(SET TASK) Type out all the records word for word. Any pictures are to be left out.

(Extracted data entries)

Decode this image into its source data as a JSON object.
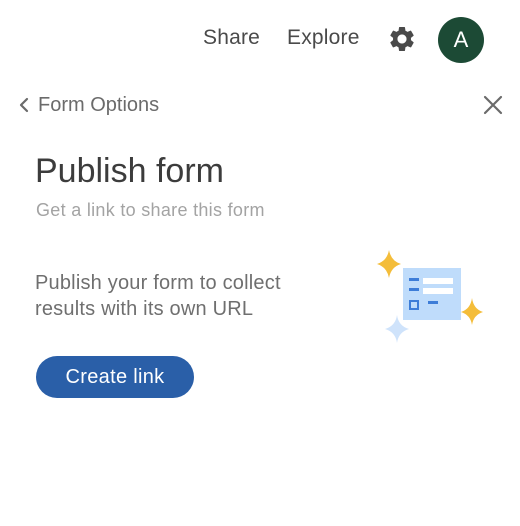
{
  "header": {
    "share_label": "Share",
    "explore_label": "Explore",
    "settings_icon": "gear-icon",
    "avatar_initial": "A",
    "avatar_color": "#1c4a35"
  },
  "panel": {
    "back_label": "Form Options",
    "back_icon": "chevron-left-icon",
    "close_icon": "close-icon",
    "title": "Publish form",
    "subtitle": "Get a link to share this form",
    "description": "Publish your form to collect results with its own URL",
    "illustration_icon": "form-link-illustration",
    "create_link_label": "Create link",
    "accent_color": "#2a5fa8"
  }
}
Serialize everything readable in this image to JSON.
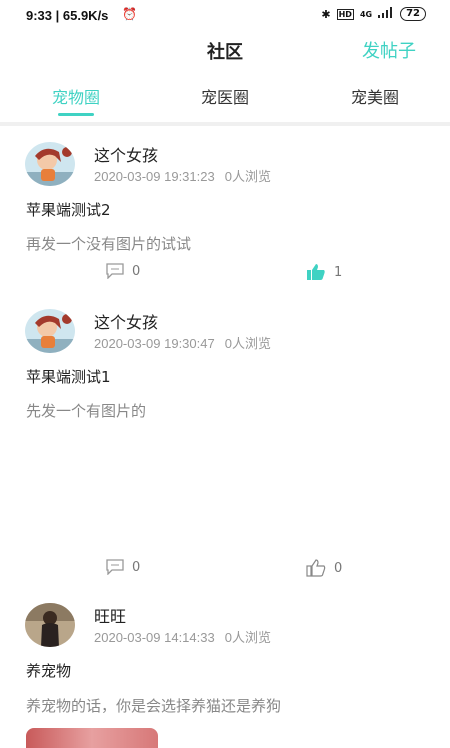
{
  "status_bar": {
    "time": "9:33 | 65.9K/s",
    "network": "4G",
    "battery": "72"
  },
  "header": {
    "title": "社区",
    "post_button": "发帖子"
  },
  "tabs": [
    {
      "label": "宠物圈",
      "active": true
    },
    {
      "label": "宠医圈",
      "active": false
    },
    {
      "label": "宠美圈",
      "active": false
    }
  ],
  "colors": {
    "accent": "#3fd2c3",
    "muted_text": "#888888"
  },
  "posts": [
    {
      "author": "这个女孩",
      "time": "2020-03-09 19:31:23",
      "views": "0人浏览",
      "title": "苹果端测试2",
      "body": "再发一个没有图片的试试",
      "comments": "0",
      "likes": "1",
      "liked": true
    },
    {
      "author": "这个女孩",
      "time": "2020-03-09 19:30:47",
      "views": "0人浏览",
      "title": "苹果端测试1",
      "body": "先发一个有图片的",
      "comments": "0",
      "likes": "0",
      "liked": false
    },
    {
      "author": "旺旺",
      "time": "2020-03-09 14:14:33",
      "views": "0人浏览",
      "title": "养宠物",
      "body": "养宠物的话，你是会选择养猫还是养狗"
    }
  ]
}
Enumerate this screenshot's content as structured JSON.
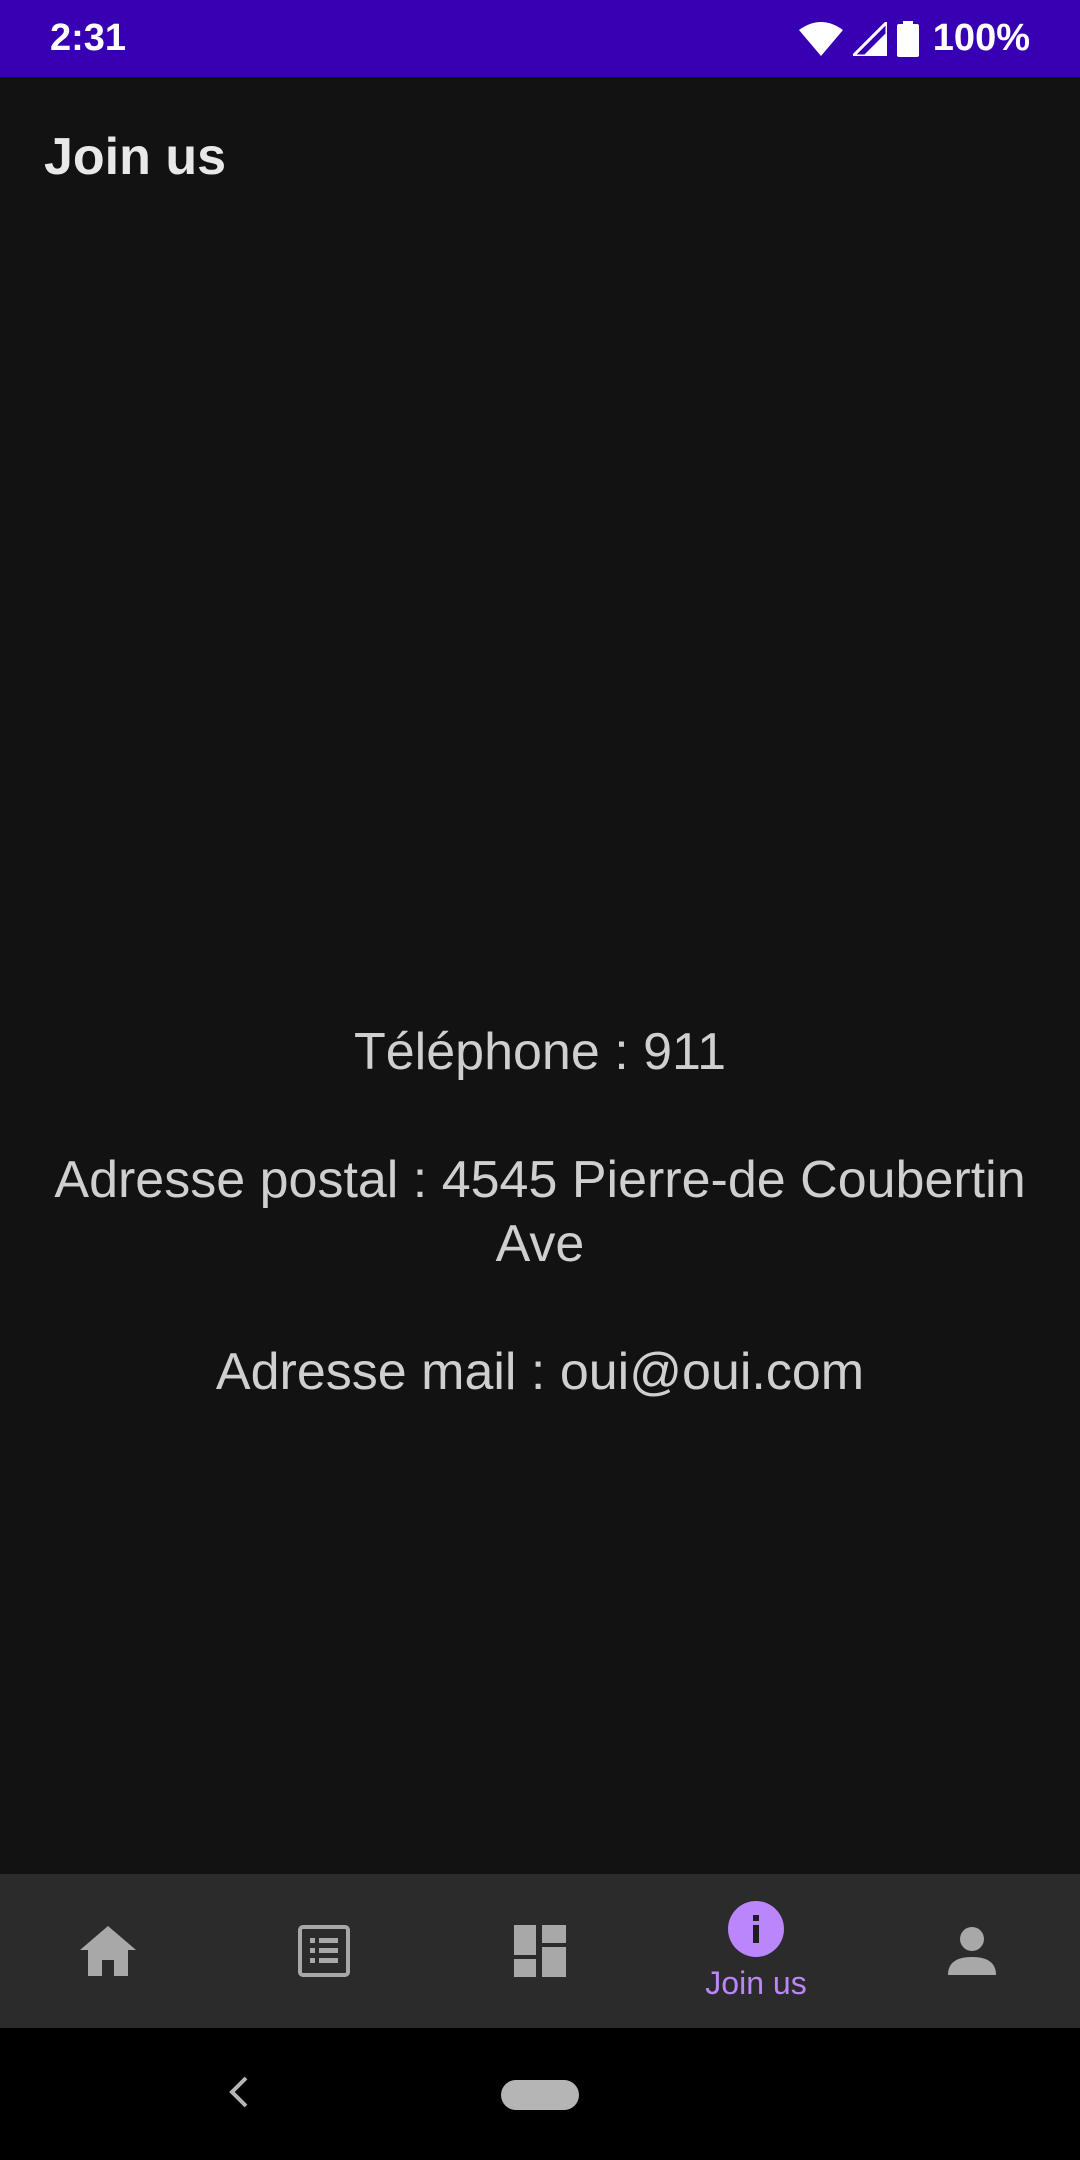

(WRITTEN REPLY)
Decode this image into its source data as a JSON object.
{
  "header": {
    "share_label": "Share",
    "explore_label": "Explore",
    "settings_icon": "gear-icon",
    "avatar_initial": "A",
    "avatar_color": "#1c4a35"
  },
  "panel": {
    "back_label": "Form Options",
    "back_icon": "chevron-left-icon",
    "close_icon": "close-icon",
    "title": "Publish form",
    "subtitle": "Get a link to share this form",
    "description": "Publish your form to collect results with its own URL",
    "illustration_icon": "form-link-illustration",
    "create_link_label": "Create link",
    "accent_color": "#2a5fa8"
  }
}
Serialize everything readable in this image to JSON.
{
  "status_bar": {
    "time": "9:33 | 65.9K/s",
    "network": "4G",
    "battery": "72"
  },
  "header": {
    "title": "社区",
    "post_button": "发帖子"
  },
  "tabs": [
    {
      "label": "宠物圈",
      "active": true
    },
    {
      "label": "宠医圈",
      "active": false
    },
    {
      "label": "宠美圈",
      "active": false
    }
  ],
  "colors": {
    "accent": "#3fd2c3",
    "muted_text": "#888888"
  },
  "posts": [
    {
      "author": "这个女孩",
      "time": "2020-03-09 19:31:23",
      "views": "0人浏览",
      "title": "苹果端测试2",
      "body": "再发一个没有图片的试试",
      "comments": "0",
      "likes": "1",
      "liked": true
    },
    {
      "author": "这个女孩",
      "time": "2020-03-09 19:30:47",
      "views": "0人浏览",
      "title": "苹果端测试1",
      "body": "先发一个有图片的",
      "comments": "0",
      "likes": "0",
      "liked": false
    },
    {
      "author": "旺旺",
      "time": "2020-03-09 14:14:33",
      "views": "0人浏览",
      "title": "养宠物",
      "body": "养宠物的话，你是会选择养猫还是养狗"
    }
  ]
}
Enumerate this screenshot's content as structured JSON.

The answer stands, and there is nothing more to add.